■ The request ■
Below is a block of records: output all of them exactly and leave out the pictures.

Dataset rows:
════════════════

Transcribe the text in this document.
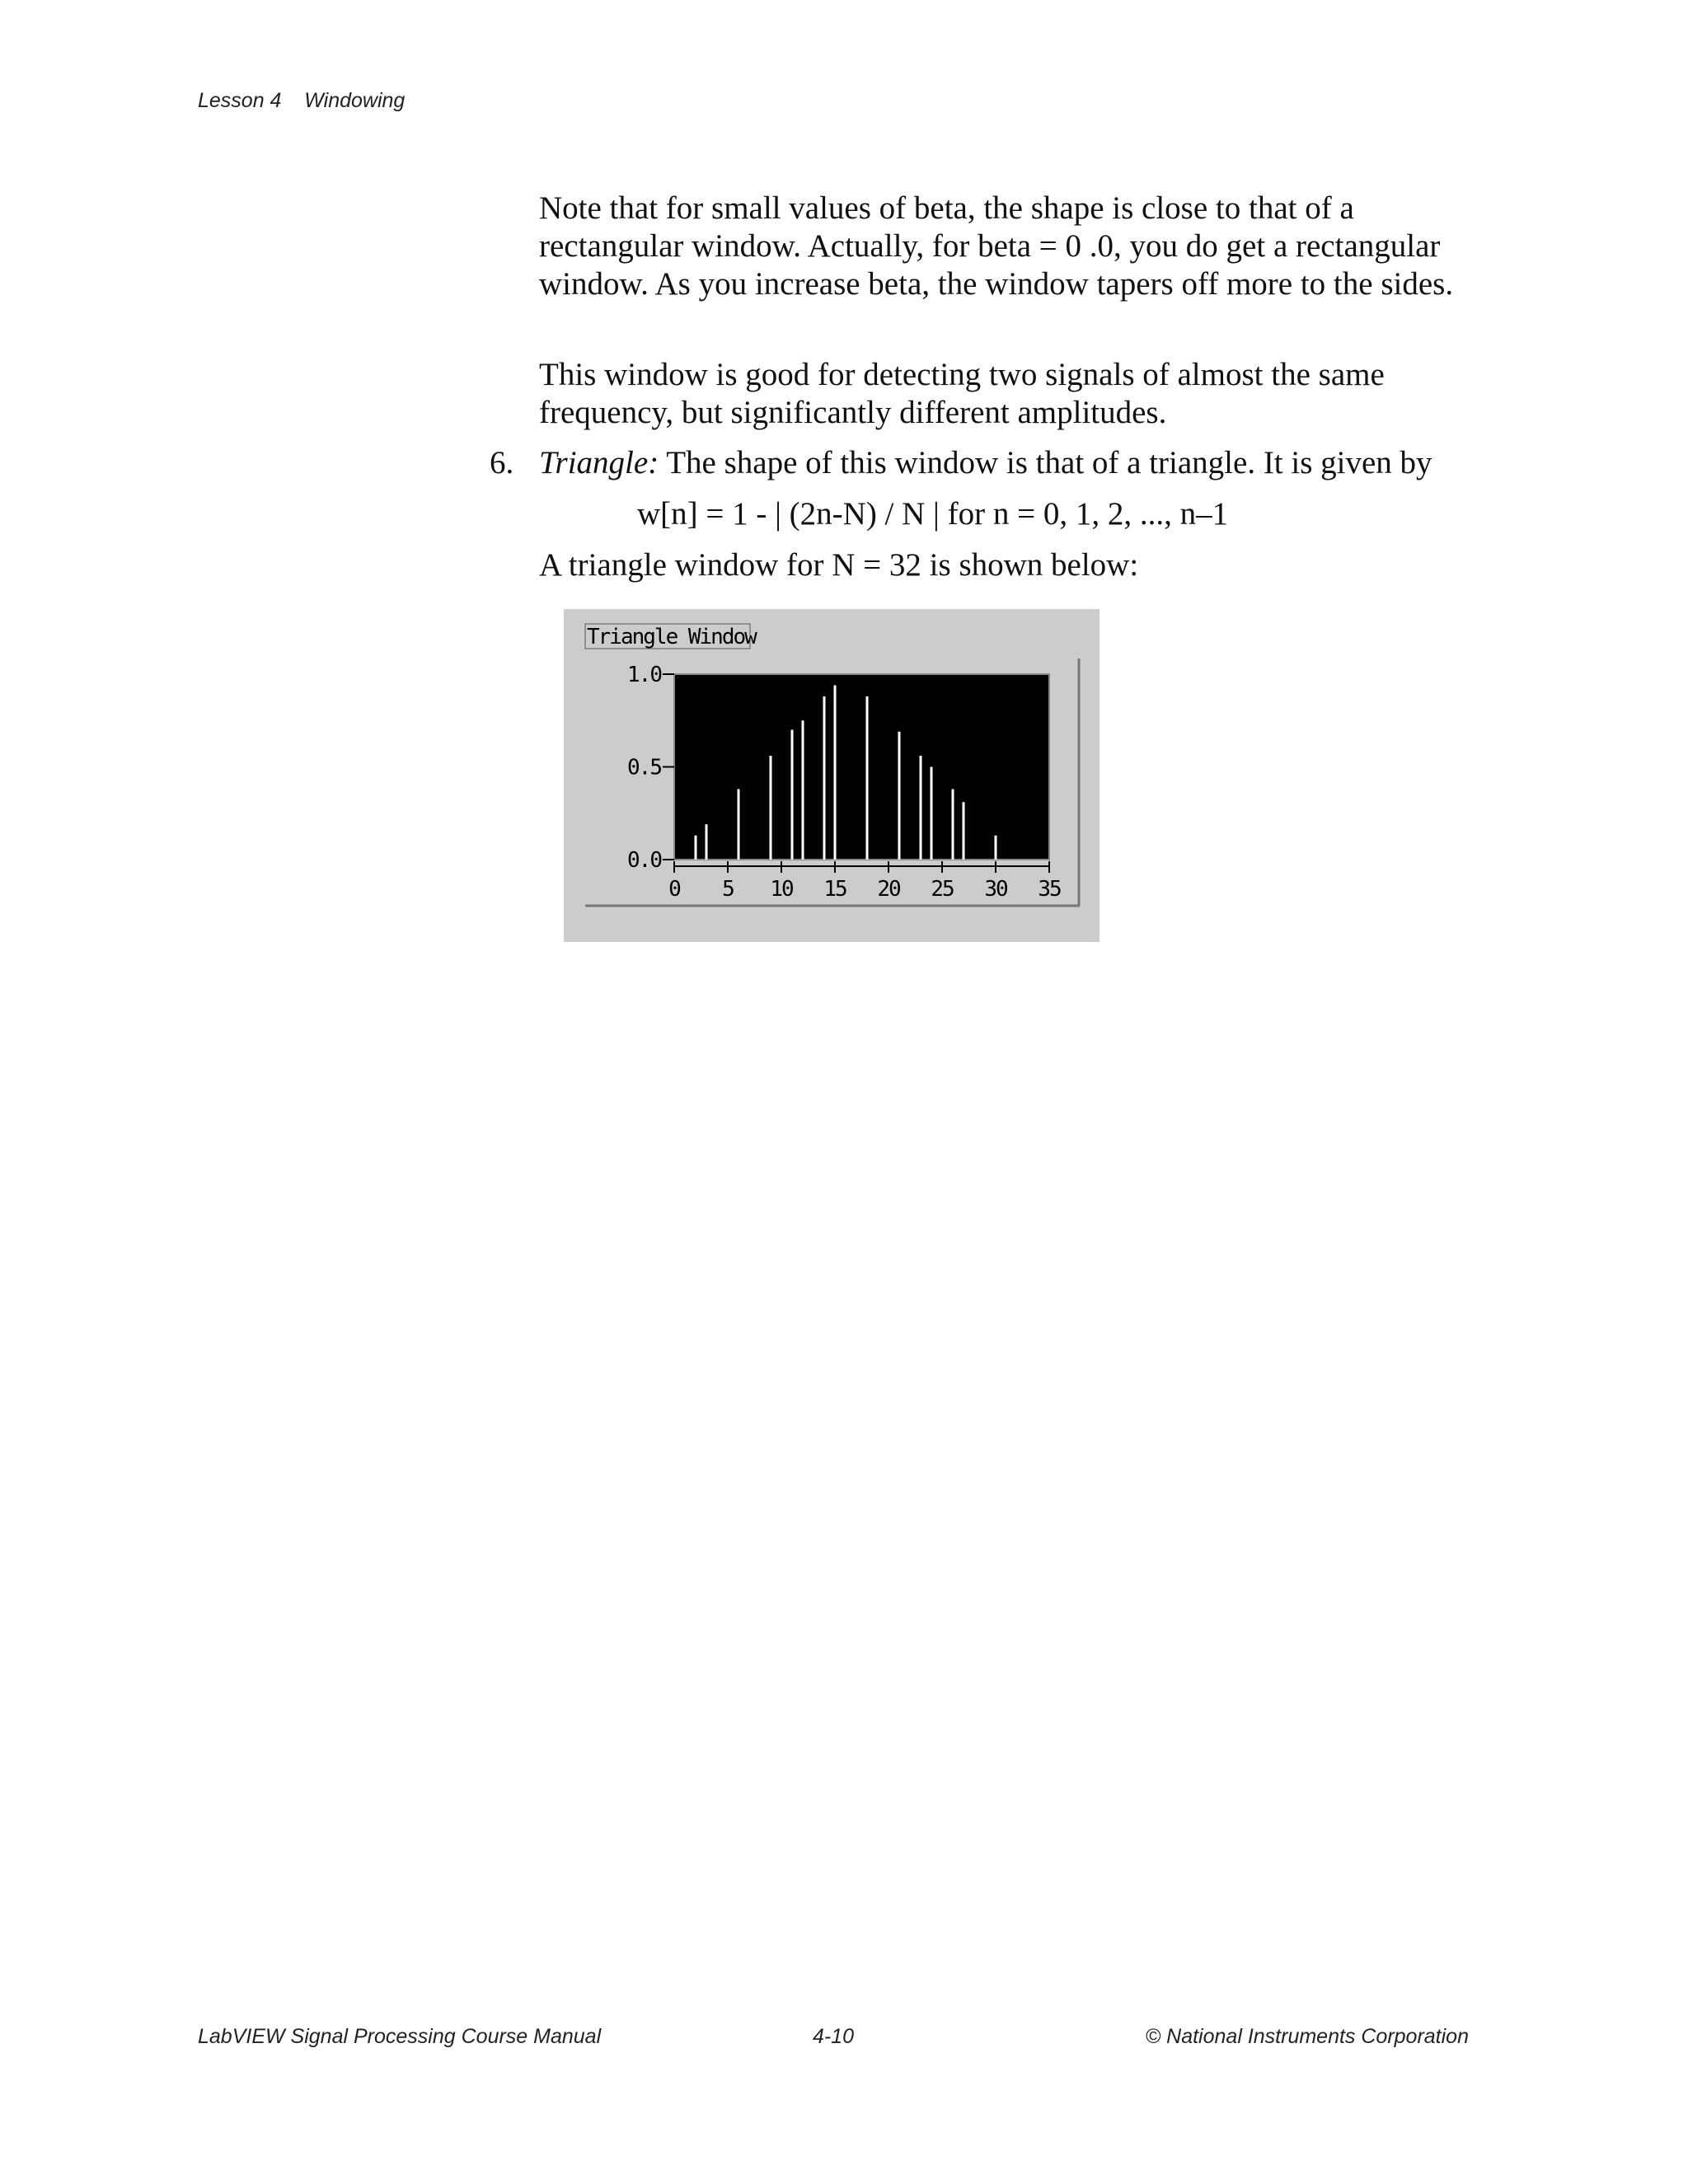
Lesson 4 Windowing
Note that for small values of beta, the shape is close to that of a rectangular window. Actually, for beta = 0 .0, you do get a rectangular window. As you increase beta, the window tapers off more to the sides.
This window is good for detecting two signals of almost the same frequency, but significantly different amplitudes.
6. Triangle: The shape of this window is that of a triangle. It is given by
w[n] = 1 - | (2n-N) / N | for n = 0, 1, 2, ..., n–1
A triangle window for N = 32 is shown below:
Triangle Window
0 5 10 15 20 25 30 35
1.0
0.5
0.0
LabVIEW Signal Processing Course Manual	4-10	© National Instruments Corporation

════════════════

■ Solution to the problem ■
Transcribe the text in this document.
Lesson 4 Windowing
Note that for small values of beta, the shape is close to that of a rectangular window. Actually, for beta = 0 .0, you do get a rectangular window. As you increase beta, the window tapers off more to the sides.
This window is good for detecting two signals of almost the same frequency, but significantly different amplitudes.
6. Triangle: The shape of this window is that of a triangle. It is given by
w[n] = 1 - | (2n-N) / N | for n = 0, 1, 2, ..., n–1
A triangle window for N = 32 is shown below:
Triangle Window
0 5 10 15 20 25 30 35
1.0
0.5
0.0
LabVIEW Signal Processing Course Manual	4-10	© National Instruments Corporation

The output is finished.